(Texto fornecido):
———

O fim de ano é marcado por celebrações e momentos de união familiar, mas, nos casos de muitas famílias, a realidade não é bem essa…
Infelizmente, no Direito é comum que sejam vistas verdadeiras “guerras de famílias”: brigas que surgem entre familiares por conta de guarda ou pensão dos filhos, heranças deixadas pelos pais e situações do gênero.
Com as famílias juntas em uma mesma casa para as festas de final de ano, é comum que essas brigas se intensifiquem.
Você sabia que é possível evitar, ou, pelo menos, reduzir bastante a ocorrência de conflitos nas famílias por meio de um bom planejamento sucessório?
Chamamos o advogado André Andrade, especialista em Direito de Família, Sucessões e Planejamento Sucessório para falar um pouco sobre essa questão:
O que é o planejamento sucessório?
Planejar a sucessão é, de forma resumida, não apenas esperar que as coisas aconteçam na sua família de forma aleatória quando você não estiver mais aqui, mas sim organizar o futuro da família da melhor forma possível – tanto financeiramente quanto emocionalmente, evitando desgastes entre seus parentes e garantindo que sua família não se destrua quando você partir.
Quando uma pessoa vem a falecer, a regra é que seja feito um inventário dos seus bens, com a divisão do patrimônio na forma como a lei estabelece. Além disso, se a pessoa deixou filhos menores, também é a lei que vai definir quem ficará com a guarda destes filhos.
O planejamento sucessório funciona como uma forma de fazer valer a vontade da pessoa, dentro, é claro, dos limites jurídicos para tanto, mas não se sujeitando ao que estabelece a lei.
Pode-se dizer que o ato de planejar a sua sucessão é um ato preventivo, uma vez que aquele que faz a sucessão pode escolher para quem deixar seus bens, quem será guardião de seus filhos e afins, prevenindo, assim, uma série de complicações futuras que poderiam vir a gerar essas “guerras de famílias”.
Além disso tudo, o planejamento sucessório funciona para uma importante economia de tempo e de dinheiro, pois são muito mais céleres e econômicos que os inventários judiciais ou extrajudiciais.
Quais os instrumentos do planejamento sucessório?

———

(Tarefas):
(a) Reproduza o trecho do texto sobre planejamento sucessório que vai de "Pode-se dizer que" até "judiciais ou extrajudiciais.".
(b) Resuma o texto sobre planejamento sucessório em duas frases.
As entradas não têm relação com o texto sobre planejamento sucessório.

———

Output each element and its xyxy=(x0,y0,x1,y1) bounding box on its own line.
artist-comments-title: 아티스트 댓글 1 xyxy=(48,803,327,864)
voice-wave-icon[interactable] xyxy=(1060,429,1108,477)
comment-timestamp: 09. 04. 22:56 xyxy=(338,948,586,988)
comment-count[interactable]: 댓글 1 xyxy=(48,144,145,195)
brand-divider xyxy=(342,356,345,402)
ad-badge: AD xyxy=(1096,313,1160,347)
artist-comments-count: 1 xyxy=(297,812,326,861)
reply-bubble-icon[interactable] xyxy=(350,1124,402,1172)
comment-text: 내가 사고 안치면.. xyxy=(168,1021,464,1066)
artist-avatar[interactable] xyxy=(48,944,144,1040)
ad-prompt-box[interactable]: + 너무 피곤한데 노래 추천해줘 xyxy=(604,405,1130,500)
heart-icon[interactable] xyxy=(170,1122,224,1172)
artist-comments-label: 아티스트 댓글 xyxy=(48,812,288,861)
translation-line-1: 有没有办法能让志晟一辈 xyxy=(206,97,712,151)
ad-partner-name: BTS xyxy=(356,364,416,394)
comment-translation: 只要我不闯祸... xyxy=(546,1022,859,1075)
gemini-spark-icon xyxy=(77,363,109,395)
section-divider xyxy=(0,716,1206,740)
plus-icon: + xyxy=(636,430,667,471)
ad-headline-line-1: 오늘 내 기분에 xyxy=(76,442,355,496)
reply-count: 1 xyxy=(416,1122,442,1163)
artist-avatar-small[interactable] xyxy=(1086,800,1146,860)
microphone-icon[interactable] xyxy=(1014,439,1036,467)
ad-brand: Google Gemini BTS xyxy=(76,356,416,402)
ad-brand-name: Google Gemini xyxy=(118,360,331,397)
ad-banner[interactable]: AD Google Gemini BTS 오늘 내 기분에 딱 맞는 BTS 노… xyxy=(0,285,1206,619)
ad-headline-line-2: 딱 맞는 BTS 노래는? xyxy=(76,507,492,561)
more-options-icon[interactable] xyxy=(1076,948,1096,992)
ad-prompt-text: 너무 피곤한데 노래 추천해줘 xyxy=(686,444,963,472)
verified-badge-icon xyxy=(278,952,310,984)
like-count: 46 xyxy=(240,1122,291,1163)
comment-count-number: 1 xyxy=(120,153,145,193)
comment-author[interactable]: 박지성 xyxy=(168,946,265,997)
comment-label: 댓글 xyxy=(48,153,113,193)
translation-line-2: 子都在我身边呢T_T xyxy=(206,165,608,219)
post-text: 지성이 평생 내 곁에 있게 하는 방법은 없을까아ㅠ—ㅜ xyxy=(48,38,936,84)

———

(Respostas):
(a)
Pode-se dizer que o ato de planejar a sua sucessão é um ato preventivo, uma vez que aquele que faz a sucessão pode escolher para quem deixar seus bens, quem será guardião de seus filhos e afins, prevenindo, assim, uma série de complicações futuras que poderiam vir a gerar essas “guerras de famílias”.
Além disso tudo, o planejamento sucessório funciona para uma importante economia de tempo e de dinheiro, pois são muito mais céleres e econômicos que os inventários judiciais ou extrajudiciais.

(b) Brigas familiares por guarda, pensão ou herança são comuns e tendem a se intensificar nas festas de fim de ano, mas podem ser evitadas ou bastante reduzidas com um bom planejamento sucessório. Esse planejamento organiza o futuro da família e faz valer a vontade da pessoa, dentro dos limites jurídicos, permitindo escolher para quem deixar os bens e quem será guardião dos filhos, além de ser mais rápido e econômico que os inventários judiciais ou extrajudiciais.